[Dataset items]
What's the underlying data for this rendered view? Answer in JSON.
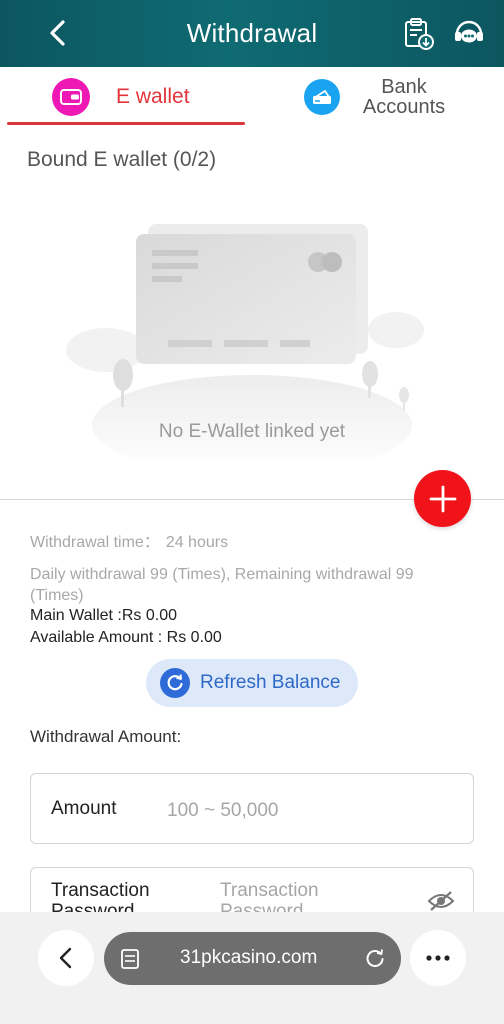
{
  "header": {
    "title": "Withdrawal",
    "back_icon": "chevron-left-icon",
    "record_icon": "clipboard-download-icon",
    "support_icon": "customer-service-icon"
  },
  "tabs": [
    {
      "label": "E wallet",
      "icon": "wallet-icon",
      "active": true
    },
    {
      "label_line1": "Bank",
      "label_line2": "Accounts",
      "icon": "bank-card-icon",
      "active": false
    }
  ],
  "bound": {
    "title": "Bound E wallet (0/2)",
    "empty_text": "No E-Wallet linked yet"
  },
  "info": {
    "withdrawal_time_label": "Withdrawal time：",
    "withdrawal_time_value": "24 hours",
    "daily_line1": "Daily withdrawal 99 (Times), Remaining withdrawal 99",
    "daily_line2": "(Times)",
    "main_wallet": "Main Wallet :Rs 0.00",
    "available_amount": "Available Amount : Rs 0.00"
  },
  "refresh": {
    "label": "Refresh Balance",
    "icon": "refresh-icon"
  },
  "form": {
    "withdrawal_amount_label": "Withdrawal Amount:",
    "amount_label": "Amount",
    "amount_placeholder": "100 ~ 50,000",
    "password_label_line1": "Transaction",
    "password_label_line2": "Password",
    "password_placeholder_line1": "Transaction",
    "password_placeholder_line2": "Password",
    "password_icon": "eye-hidden-icon"
  },
  "browser": {
    "url": "31pkcasino.com",
    "back_icon": "chevron-left-icon",
    "tabs_icon": "page-icon",
    "reload_icon": "reload-icon",
    "more_icon": "more-icon"
  },
  "colors": {
    "header_bg": "#0f6b72",
    "active_tab": "#e2353b",
    "add_button": "#f0141a",
    "refresh_bg": "#dde9f9",
    "refresh_text": "#2e68c9"
  }
}
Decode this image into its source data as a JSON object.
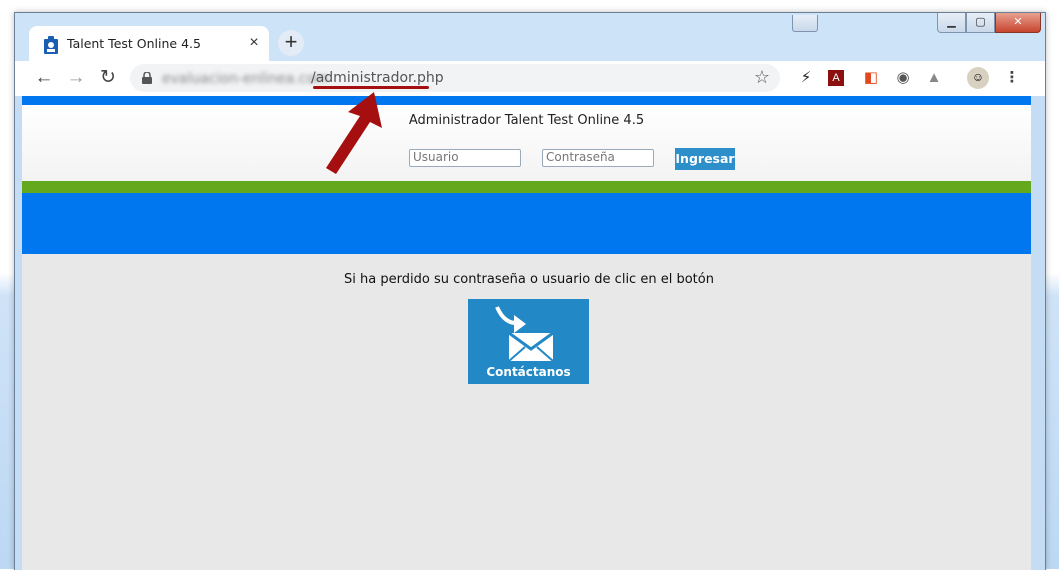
{
  "tab": {
    "title": "Talent Test Online 4.5",
    "close": "×"
  },
  "newtab": "+",
  "window_controls": {
    "minimize": "▁",
    "maximize": "▢",
    "close": "✕"
  },
  "toolbar": {
    "back": "←",
    "forward": "→",
    "reload": "↻",
    "url_host_blurred": "evaluacion-enlinea.com",
    "url_path": "/administrador.php",
    "bookmark_icon": "☆",
    "extensions": [
      "lightning-icon",
      "pdf-icon",
      "office-icon",
      "circle-icon",
      "drive-icon",
      "avatar"
    ]
  },
  "page": {
    "header_title": "Administrador Talent Test Online 4.5",
    "username_placeholder": "Usuario",
    "password_placeholder": "Contraseña",
    "login_button": "Ingresar",
    "recover_text": "Si ha perdido su contraseña o usuario de clic en el botón",
    "contact_button": "Contáctanos"
  },
  "colors": {
    "top_bar": "#0077ef",
    "green_bar": "#63a81d",
    "button": "#2d8fc9",
    "annotation": "#a50f0f"
  }
}
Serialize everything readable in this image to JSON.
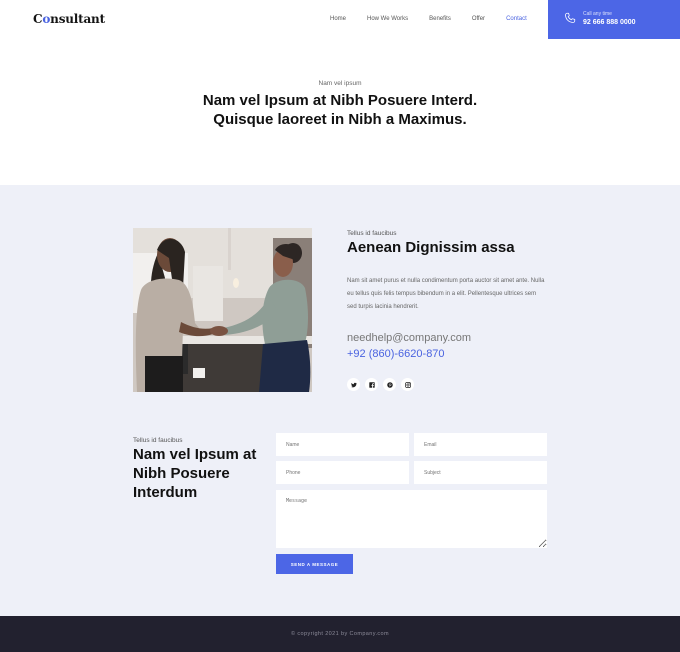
{
  "header": {
    "logo_prefix": "C",
    "logo_o": "o",
    "logo_rest": "nsultant",
    "nav": [
      "Home",
      "How We Works",
      "Benefits",
      "Offer",
      "Contact"
    ],
    "active_nav": "Contact",
    "call_label": "Call any time",
    "call_number": "92 666 888 0000"
  },
  "hero": {
    "subtitle": "Nam vel ipsum",
    "title": "Nam vel Ipsum at Nibh Posuere Interd. Quisque laoreet in Nibh a Maximus."
  },
  "about": {
    "subtitle": "Tellus id faucibus",
    "title": "Aenean Dignissim assa",
    "text": "Nam sit amet purus et nulla condimentum porta auctor sit amet ante. Nulla eu tellus quis felis tempus bibendum in a elit. Pellentesque ultrices sem sed turpis lacinia hendrerit.",
    "email": "needhelp@company.com",
    "phone": "+92 (860)-6620-870",
    "social_icons": [
      "twitter-icon",
      "facebook-icon",
      "pinterest-icon",
      "instagram-icon"
    ]
  },
  "contact": {
    "subtitle": "Tellus id faucibus",
    "title": "Nam vel Ipsum at Nibh Posuere Interdum",
    "placeholders": {
      "name": "Name",
      "email": "Email",
      "phone": "Phone",
      "subject": "Subject",
      "message": "Message"
    },
    "send_label": "SEND A MESSAGE"
  },
  "footer": {
    "copyright": "© copyright 2021 by Company.com"
  },
  "colors": {
    "accent": "#4c66e6",
    "light_bg": "#eef0f8",
    "footer_bg": "#22212f"
  }
}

• **Brief**:
Leave out the pictures and print each record exactly as it stands.

• **Solution to this exercise**:
What's the underlying data for this rendered view? Answer in JSON.
{
  "header": {
    "title": "Withdrawal",
    "back_icon": "chevron-left-icon",
    "record_icon": "clipboard-download-icon",
    "support_icon": "customer-service-icon"
  },
  "tabs": [
    {
      "label": "E wallet",
      "icon": "wallet-icon",
      "active": true
    },
    {
      "label_line1": "Bank",
      "label_line2": "Accounts",
      "icon": "bank-card-icon",
      "active": false
    }
  ],
  "bound": {
    "title": "Bound E wallet (0/2)",
    "empty_text": "No E-Wallet linked yet"
  },
  "info": {
    "withdrawal_time_label": "Withdrawal time：",
    "withdrawal_time_value": "24 hours",
    "daily_line1": "Daily withdrawal 99 (Times), Remaining withdrawal 99",
    "daily_line2": "(Times)",
    "main_wallet": "Main Wallet :Rs 0.00",
    "available_amount": "Available Amount : Rs 0.00"
  },
  "refresh": {
    "label": "Refresh Balance",
    "icon": "refresh-icon"
  },
  "form": {
    "withdrawal_amount_label": "Withdrawal Amount:",
    "amount_label": "Amount",
    "amount_placeholder": "100 ~ 50,000",
    "password_label_line1": "Transaction",
    "password_label_line2": "Password",
    "password_placeholder_line1": "Transaction",
    "password_placeholder_line2": "Password",
    "password_icon": "eye-hidden-icon"
  },
  "browser": {
    "url": "31pkcasino.com",
    "back_icon": "chevron-left-icon",
    "tabs_icon": "page-icon",
    "reload_icon": "reload-icon",
    "more_icon": "more-icon"
  },
  "colors": {
    "header_bg": "#0f6b72",
    "active_tab": "#e2353b",
    "add_button": "#f0141a",
    "refresh_bg": "#dde9f9",
    "refresh_text": "#2e68c9"
  }
}
Decode this image into its source data as a JSON object.
{
  "tab": {
    "title": "Talent Test Online 4.5",
    "close": "×"
  },
  "newtab": "+",
  "window_controls": {
    "minimize": "▁",
    "maximize": "▢",
    "close": "✕"
  },
  "toolbar": {
    "back": "←",
    "forward": "→",
    "reload": "↻",
    "url_host_blurred": "evaluacion-enlinea.com",
    "url_path": "/administrador.php",
    "bookmark_icon": "☆",
    "extensions": [
      "lightning-icon",
      "pdf-icon",
      "office-icon",
      "circle-icon",
      "drive-icon",
      "avatar"
    ]
  },
  "page": {
    "header_title": "Administrador Talent Test Online 4.5",
    "username_placeholder": "Usuario",
    "password_placeholder": "Contraseña",
    "login_button": "Ingresar",
    "recover_text": "Si ha perdido su contraseña o usuario de clic en el botón",
    "contact_button": "Contáctanos"
  },
  "colors": {
    "top_bar": "#0077ef",
    "green_bar": "#63a81d",
    "button": "#2d8fc9",
    "annotation": "#a50f0f"
  }
}
Serialize everything readable in this image to JSON.
{
  "header": {
    "logo_prefix": "C",
    "logo_o": "o",
    "logo_rest": "nsultant",
    "nav": [
      "Home",
      "How We Works",
      "Benefits",
      "Offer",
      "Contact"
    ],
    "active_nav": "Contact",
    "call_label": "Call any time",
    "call_number": "92 666 888 0000"
  },
  "hero": {
    "subtitle": "Nam vel ipsum",
    "title": "Nam vel Ipsum at Nibh Posuere Interd. Quisque laoreet in Nibh a Maximus."
  },
  "about": {
    "subtitle": "Tellus id faucibus",
    "title": "Aenean Dignissim assa",
    "text": "Nam sit amet purus et nulla condimentum porta auctor sit amet ante. Nulla eu tellus quis felis tempus bibendum in a elit. Pellentesque ultrices sem sed turpis lacinia hendrerit.",
    "email": "needhelp@company.com",
    "phone": "+92 (860)-6620-870",
    "social_icons": [
      "twitter-icon",
      "facebook-icon",
      "pinterest-icon",
      "instagram-icon"
    ]
  },
  "contact": {
    "subtitle": "Tellus id faucibus",
    "title": "Nam vel Ipsum at Nibh Posuere Interdum",
    "placeholders": {
      "name": "Name",
      "email": "Email",
      "phone": "Phone",
      "subject": "Subject",
      "message": "Message"
    },
    "send_label": "SEND A MESSAGE"
  },
  "footer": {
    "copyright": "© copyright 2021 by Company.com"
  },
  "colors": {
    "accent": "#4c66e6",
    "light_bg": "#eef0f8",
    "footer_bg": "#22212f"
  }
}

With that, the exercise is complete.